Material supplied:
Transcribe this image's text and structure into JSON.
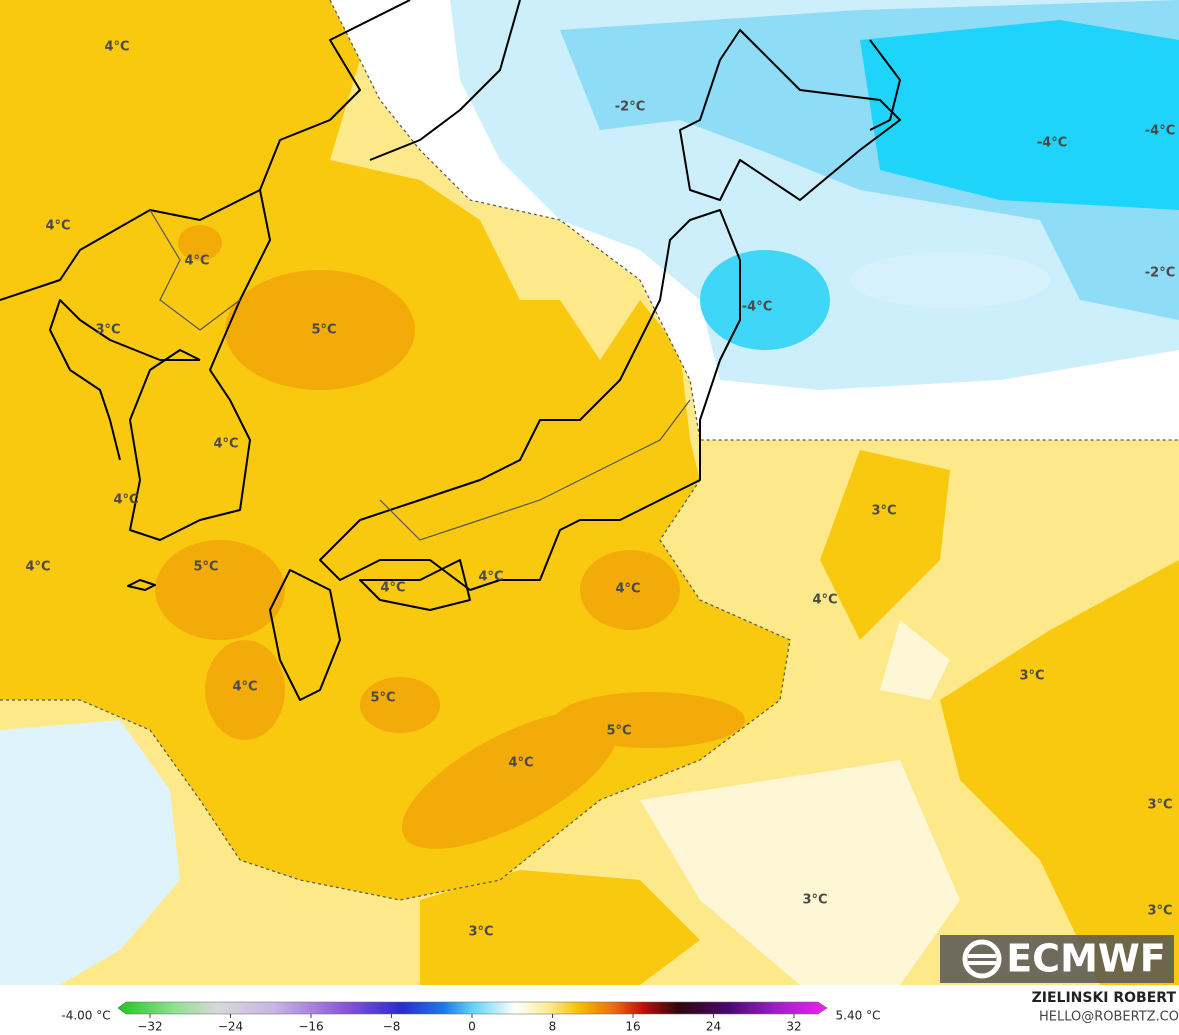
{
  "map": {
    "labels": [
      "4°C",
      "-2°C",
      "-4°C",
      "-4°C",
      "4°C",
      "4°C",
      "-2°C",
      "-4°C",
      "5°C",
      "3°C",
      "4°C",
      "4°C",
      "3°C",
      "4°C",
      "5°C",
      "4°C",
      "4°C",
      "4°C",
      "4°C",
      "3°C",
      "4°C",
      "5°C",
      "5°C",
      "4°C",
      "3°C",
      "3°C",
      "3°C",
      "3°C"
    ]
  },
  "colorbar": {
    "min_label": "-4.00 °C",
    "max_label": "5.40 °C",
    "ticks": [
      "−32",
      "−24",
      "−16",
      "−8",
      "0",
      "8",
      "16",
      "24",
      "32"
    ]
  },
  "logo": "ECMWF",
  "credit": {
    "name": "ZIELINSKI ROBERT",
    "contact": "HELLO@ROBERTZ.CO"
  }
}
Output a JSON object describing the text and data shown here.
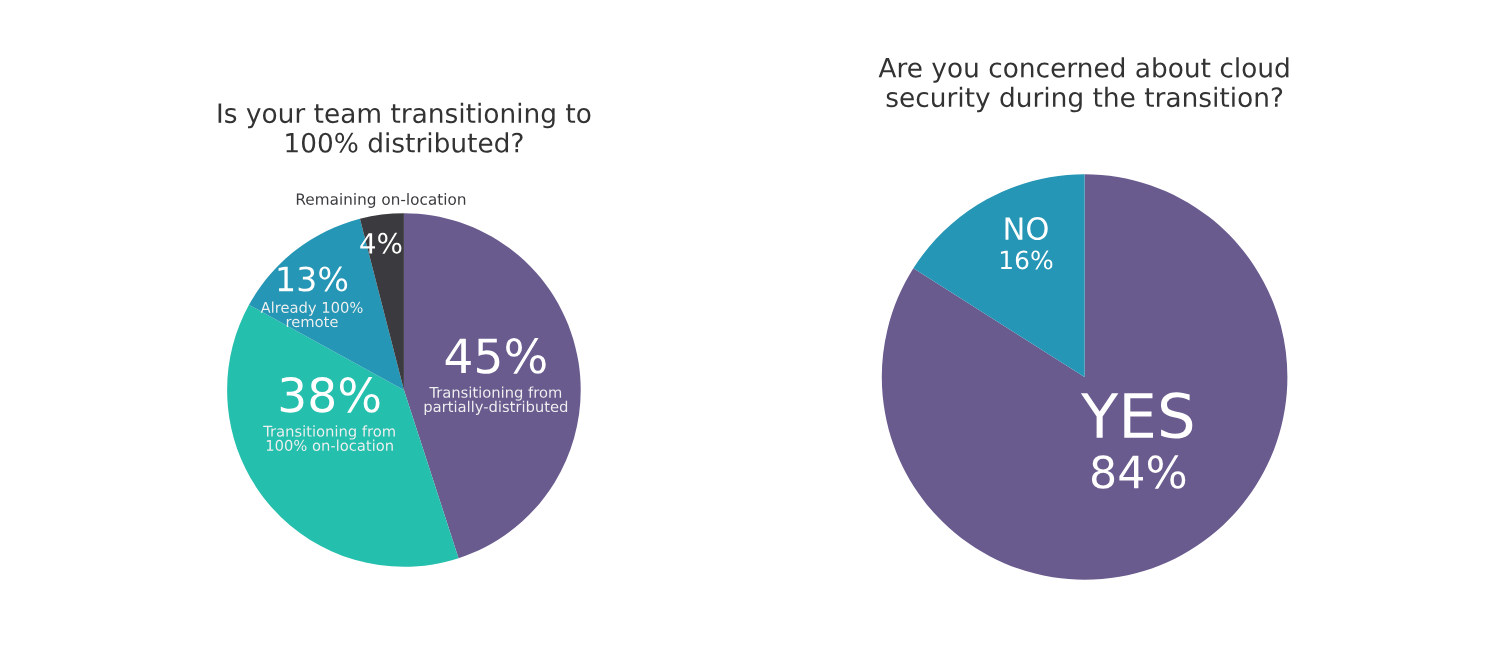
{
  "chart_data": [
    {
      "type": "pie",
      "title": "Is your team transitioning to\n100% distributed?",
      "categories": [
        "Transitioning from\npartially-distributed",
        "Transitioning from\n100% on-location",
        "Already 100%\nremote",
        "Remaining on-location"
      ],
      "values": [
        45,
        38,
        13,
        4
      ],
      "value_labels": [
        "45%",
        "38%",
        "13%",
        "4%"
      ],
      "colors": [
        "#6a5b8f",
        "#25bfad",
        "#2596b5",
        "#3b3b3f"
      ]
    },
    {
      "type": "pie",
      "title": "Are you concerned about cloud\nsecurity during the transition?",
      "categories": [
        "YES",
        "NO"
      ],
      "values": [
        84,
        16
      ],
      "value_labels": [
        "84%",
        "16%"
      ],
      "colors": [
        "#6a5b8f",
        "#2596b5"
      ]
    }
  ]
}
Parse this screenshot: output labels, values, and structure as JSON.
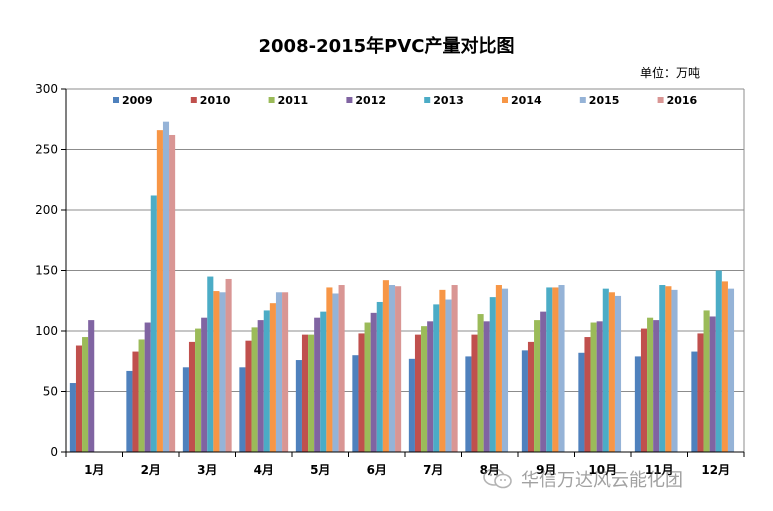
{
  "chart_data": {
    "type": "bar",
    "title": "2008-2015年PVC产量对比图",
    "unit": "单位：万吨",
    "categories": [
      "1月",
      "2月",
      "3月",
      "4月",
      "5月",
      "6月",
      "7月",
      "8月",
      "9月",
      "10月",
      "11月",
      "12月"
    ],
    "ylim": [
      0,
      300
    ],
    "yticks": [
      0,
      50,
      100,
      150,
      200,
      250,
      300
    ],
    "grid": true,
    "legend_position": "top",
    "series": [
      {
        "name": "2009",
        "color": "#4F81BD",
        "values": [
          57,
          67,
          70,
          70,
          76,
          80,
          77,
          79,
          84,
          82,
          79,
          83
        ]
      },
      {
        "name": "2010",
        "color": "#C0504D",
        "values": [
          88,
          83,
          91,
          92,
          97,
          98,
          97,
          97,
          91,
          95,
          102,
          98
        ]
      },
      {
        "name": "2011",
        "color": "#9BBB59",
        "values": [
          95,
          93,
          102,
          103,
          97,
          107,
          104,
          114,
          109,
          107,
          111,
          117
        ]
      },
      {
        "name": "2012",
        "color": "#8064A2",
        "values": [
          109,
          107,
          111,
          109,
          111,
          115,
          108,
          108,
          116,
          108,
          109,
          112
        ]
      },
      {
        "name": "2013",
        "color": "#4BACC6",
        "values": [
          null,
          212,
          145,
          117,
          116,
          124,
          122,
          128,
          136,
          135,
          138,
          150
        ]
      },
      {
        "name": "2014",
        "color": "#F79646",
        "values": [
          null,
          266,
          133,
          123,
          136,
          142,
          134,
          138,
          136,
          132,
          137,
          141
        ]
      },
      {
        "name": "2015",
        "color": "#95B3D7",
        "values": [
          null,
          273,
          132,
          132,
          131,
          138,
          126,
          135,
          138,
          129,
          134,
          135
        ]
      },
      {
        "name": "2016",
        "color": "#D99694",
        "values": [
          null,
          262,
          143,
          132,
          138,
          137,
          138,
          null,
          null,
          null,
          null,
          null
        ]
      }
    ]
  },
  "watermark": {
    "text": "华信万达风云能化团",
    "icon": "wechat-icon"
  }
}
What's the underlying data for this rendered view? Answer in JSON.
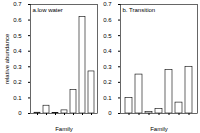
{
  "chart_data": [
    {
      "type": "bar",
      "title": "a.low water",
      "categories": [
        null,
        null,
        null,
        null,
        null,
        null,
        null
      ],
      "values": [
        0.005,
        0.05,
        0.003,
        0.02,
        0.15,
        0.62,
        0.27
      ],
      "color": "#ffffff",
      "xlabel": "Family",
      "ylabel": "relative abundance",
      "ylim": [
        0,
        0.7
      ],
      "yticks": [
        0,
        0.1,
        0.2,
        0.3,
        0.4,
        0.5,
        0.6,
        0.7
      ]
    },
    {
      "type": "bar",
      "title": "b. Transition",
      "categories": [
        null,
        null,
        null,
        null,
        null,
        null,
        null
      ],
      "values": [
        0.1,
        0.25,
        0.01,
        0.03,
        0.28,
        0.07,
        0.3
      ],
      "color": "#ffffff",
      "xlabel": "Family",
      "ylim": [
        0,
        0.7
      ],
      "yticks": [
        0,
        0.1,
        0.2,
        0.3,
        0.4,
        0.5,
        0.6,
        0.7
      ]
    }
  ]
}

Work to do:
Scan the lines for the string "title". Pick out every line that has it.

Output:
      "title": "Is your team transitioning to\n100% distributed?",
      "title": "Are you concerned about cloud\nsecurity during the transition?",
    "title": "2008-2015年PVC产量对比图",
      "title": "a.low water",
      "title": "b. Transition",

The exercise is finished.